◆ Task goal: Extract every one of the lines below verbatim, with no changes or omissions.

◆ Exercise input:
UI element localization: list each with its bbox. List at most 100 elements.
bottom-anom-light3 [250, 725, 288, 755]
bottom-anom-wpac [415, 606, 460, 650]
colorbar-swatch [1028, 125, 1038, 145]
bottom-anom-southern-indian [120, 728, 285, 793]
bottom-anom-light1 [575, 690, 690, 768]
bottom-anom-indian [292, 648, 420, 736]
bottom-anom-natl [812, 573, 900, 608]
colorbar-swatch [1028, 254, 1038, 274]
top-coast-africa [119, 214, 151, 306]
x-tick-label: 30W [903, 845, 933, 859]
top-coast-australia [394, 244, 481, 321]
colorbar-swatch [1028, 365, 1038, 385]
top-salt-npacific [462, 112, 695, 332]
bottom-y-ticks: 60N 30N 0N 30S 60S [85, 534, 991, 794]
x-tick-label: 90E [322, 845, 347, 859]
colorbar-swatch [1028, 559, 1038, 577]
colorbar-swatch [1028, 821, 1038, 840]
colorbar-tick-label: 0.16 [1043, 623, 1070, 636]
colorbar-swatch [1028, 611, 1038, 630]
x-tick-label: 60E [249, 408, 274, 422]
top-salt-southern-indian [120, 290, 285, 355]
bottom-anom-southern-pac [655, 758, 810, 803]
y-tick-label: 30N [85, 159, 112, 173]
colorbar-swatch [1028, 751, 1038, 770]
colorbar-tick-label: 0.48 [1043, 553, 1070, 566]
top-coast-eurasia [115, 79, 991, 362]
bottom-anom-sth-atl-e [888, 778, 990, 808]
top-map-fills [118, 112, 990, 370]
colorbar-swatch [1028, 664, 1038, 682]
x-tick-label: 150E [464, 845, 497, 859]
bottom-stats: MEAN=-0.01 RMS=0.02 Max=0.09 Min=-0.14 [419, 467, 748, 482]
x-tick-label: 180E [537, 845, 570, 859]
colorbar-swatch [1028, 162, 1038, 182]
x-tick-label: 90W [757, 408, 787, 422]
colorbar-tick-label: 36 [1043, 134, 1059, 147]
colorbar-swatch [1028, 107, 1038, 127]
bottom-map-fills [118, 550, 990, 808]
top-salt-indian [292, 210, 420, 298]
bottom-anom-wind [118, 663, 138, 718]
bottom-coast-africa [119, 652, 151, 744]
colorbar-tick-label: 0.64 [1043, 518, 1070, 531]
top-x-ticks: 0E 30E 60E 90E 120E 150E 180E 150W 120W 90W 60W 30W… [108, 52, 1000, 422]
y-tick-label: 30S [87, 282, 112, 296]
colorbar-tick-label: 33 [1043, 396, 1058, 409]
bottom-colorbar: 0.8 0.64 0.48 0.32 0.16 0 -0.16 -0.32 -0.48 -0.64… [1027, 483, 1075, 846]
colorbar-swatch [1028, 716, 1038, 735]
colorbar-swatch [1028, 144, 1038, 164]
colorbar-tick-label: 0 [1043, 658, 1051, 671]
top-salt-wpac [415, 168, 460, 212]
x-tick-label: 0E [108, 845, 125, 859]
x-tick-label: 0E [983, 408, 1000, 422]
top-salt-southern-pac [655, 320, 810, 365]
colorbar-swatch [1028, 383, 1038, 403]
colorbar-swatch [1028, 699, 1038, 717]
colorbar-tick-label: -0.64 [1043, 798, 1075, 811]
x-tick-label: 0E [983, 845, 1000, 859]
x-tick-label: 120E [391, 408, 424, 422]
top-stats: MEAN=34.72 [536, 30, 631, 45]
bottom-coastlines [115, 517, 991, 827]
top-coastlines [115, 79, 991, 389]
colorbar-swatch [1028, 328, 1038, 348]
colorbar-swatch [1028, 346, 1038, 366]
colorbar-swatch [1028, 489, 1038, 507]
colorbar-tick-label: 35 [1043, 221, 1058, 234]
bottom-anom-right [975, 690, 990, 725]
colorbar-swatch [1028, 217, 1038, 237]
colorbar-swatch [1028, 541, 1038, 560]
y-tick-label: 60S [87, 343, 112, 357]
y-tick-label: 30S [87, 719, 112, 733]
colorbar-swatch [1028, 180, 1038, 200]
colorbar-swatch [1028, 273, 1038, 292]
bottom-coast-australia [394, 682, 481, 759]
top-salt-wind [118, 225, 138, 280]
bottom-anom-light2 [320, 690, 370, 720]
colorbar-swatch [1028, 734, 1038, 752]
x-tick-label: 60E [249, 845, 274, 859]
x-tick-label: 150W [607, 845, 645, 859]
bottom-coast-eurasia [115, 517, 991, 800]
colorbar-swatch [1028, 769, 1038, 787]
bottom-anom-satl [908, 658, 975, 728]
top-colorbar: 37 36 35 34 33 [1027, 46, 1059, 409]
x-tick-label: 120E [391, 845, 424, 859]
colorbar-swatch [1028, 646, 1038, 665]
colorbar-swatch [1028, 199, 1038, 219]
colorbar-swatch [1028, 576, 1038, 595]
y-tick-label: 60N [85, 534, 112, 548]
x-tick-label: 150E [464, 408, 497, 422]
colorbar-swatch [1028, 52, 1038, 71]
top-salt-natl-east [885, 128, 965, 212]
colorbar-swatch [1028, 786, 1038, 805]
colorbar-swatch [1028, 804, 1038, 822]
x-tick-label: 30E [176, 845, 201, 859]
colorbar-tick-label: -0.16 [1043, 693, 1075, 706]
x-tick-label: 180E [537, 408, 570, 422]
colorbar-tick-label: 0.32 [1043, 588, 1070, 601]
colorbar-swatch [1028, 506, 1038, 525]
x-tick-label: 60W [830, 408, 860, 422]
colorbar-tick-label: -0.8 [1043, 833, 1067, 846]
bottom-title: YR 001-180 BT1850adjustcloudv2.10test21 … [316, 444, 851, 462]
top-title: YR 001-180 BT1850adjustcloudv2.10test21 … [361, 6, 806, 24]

◆ Answer to this problem:
UI element localization: list each with its bbox. List at most 100 elements.
bottom-anom-light3 [250, 725, 288, 755]
bottom-anom-wpac [415, 606, 460, 650]
colorbar-swatch [1028, 125, 1038, 145]
bottom-anom-southern-indian [120, 728, 285, 793]
bottom-anom-light1 [575, 690, 690, 768]
bottom-anom-indian [292, 648, 420, 736]
bottom-anom-natl [812, 573, 900, 608]
colorbar-swatch [1028, 254, 1038, 274]
top-coast-africa [119, 214, 151, 306]
x-tick-label: 30W [903, 845, 933, 859]
top-coast-australia [394, 244, 481, 321]
colorbar-swatch [1028, 365, 1038, 385]
top-salt-npacific [462, 112, 695, 332]
bottom-y-ticks: 60N 30N 0N 30S 60S [85, 534, 991, 794]
x-tick-label: 90E [322, 845, 347, 859]
colorbar-swatch [1028, 559, 1038, 577]
colorbar-swatch [1028, 821, 1038, 840]
colorbar-tick-label: 0.16 [1043, 623, 1070, 636]
colorbar-swatch [1028, 611, 1038, 630]
x-tick-label: 60E [249, 408, 274, 422]
top-salt-southern-indian [120, 290, 285, 355]
bottom-anom-southern-pac [655, 758, 810, 803]
y-tick-label: 30N [85, 159, 112, 173]
colorbar-swatch [1028, 751, 1038, 770]
colorbar-tick-label: 0.48 [1043, 553, 1070, 566]
top-coast-eurasia [115, 79, 991, 362]
bottom-anom-sth-atl-e [888, 778, 990, 808]
top-map-fills [118, 112, 990, 370]
colorbar-swatch [1028, 664, 1038, 682]
x-tick-label: 150E [464, 845, 497, 859]
bottom-stats: MEAN=-0.01 RMS=0.02 Max=0.09 Min=-0.14 [419, 467, 748, 482]
x-tick-label: 180E [537, 845, 570, 859]
colorbar-swatch [1028, 162, 1038, 182]
x-tick-label: 90W [757, 408, 787, 422]
colorbar-tick-label: 36 [1043, 134, 1059, 147]
colorbar-swatch [1028, 107, 1038, 127]
bottom-map-fills [118, 550, 990, 808]
top-salt-indian [292, 210, 420, 298]
bottom-anom-wind [118, 663, 138, 718]
bottom-coast-africa [119, 652, 151, 744]
colorbar-tick-label: 0.64 [1043, 518, 1070, 531]
top-x-ticks: 0E 30E 60E 90E 120E 150E 180E 150W 120W 90W 60W 30W… [108, 52, 1000, 422]
y-tick-label: 30S [87, 282, 112, 296]
colorbar-tick-label: 33 [1043, 396, 1058, 409]
bottom-colorbar: 0.8 0.64 0.48 0.32 0.16 0 -0.16 -0.32 -0.48 -0.64… [1027, 483, 1075, 846]
colorbar-swatch [1028, 716, 1038, 735]
colorbar-swatch [1028, 144, 1038, 164]
colorbar-tick-label: 0 [1043, 658, 1051, 671]
top-salt-wpac [415, 168, 460, 212]
x-tick-label: 0E [108, 845, 125, 859]
x-tick-label: 0E [983, 408, 1000, 422]
top-salt-southern-pac [655, 320, 810, 365]
colorbar-swatch [1028, 383, 1038, 403]
colorbar-swatch [1028, 699, 1038, 717]
colorbar-tick-label: -0.64 [1043, 798, 1075, 811]
x-tick-label: 0E [983, 845, 1000, 859]
x-tick-label: 120E [391, 408, 424, 422]
top-stats: MEAN=34.72 [536, 30, 631, 45]
bottom-coastlines [115, 517, 991, 827]
top-coastlines [115, 79, 991, 389]
colorbar-swatch [1028, 328, 1038, 348]
colorbar-swatch [1028, 346, 1038, 366]
colorbar-swatch [1028, 489, 1038, 507]
colorbar-tick-label: 35 [1043, 221, 1058, 234]
bottom-anom-right [975, 690, 990, 725]
colorbar-swatch [1028, 217, 1038, 237]
colorbar-swatch [1028, 541, 1038, 560]
y-tick-label: 60S [87, 343, 112, 357]
y-tick-label: 30S [87, 719, 112, 733]
colorbar-swatch [1028, 180, 1038, 200]
colorbar-swatch [1028, 273, 1038, 292]
bottom-coast-australia [394, 682, 481, 759]
top-salt-wind [118, 225, 138, 280]
bottom-anom-light2 [320, 690, 370, 720]
colorbar-swatch [1028, 734, 1038, 752]
x-tick-label: 60E [249, 845, 274, 859]
x-tick-label: 150W [607, 845, 645, 859]
bottom-coast-eurasia [115, 517, 991, 800]
colorbar-swatch [1028, 769, 1038, 787]
bottom-anom-satl [908, 658, 975, 728]
top-colorbar: 37 36 35 34 33 [1027, 46, 1059, 409]
x-tick-label: 120E [391, 845, 424, 859]
colorbar-swatch [1028, 646, 1038, 665]
colorbar-swatch [1028, 199, 1038, 219]
colorbar-swatch [1028, 576, 1038, 595]
y-tick-label: 60N [85, 534, 112, 548]
x-tick-label: 150E [464, 408, 497, 422]
colorbar-swatch [1028, 52, 1038, 71]
top-salt-natl-east [885, 128, 965, 212]
colorbar-swatch [1028, 786, 1038, 805]
colorbar-swatch [1028, 804, 1038, 822]
x-tick-label: 30E [176, 845, 201, 859]
colorbar-tick-label: -0.16 [1043, 693, 1075, 706]
x-tick-label: 180E [537, 408, 570, 422]
colorbar-tick-label: 0.32 [1043, 588, 1070, 601]
colorbar-swatch [1028, 506, 1038, 525]
x-tick-label: 60W [830, 408, 860, 422]
colorbar-tick-label: -0.8 [1043, 833, 1067, 846]
bottom-title: YR 001-180 BT1850adjustcloudv2.10test21 … [316, 444, 851, 462]
top-title: YR 001-180 BT1850adjustcloudv2.10test21 … [361, 6, 806, 24]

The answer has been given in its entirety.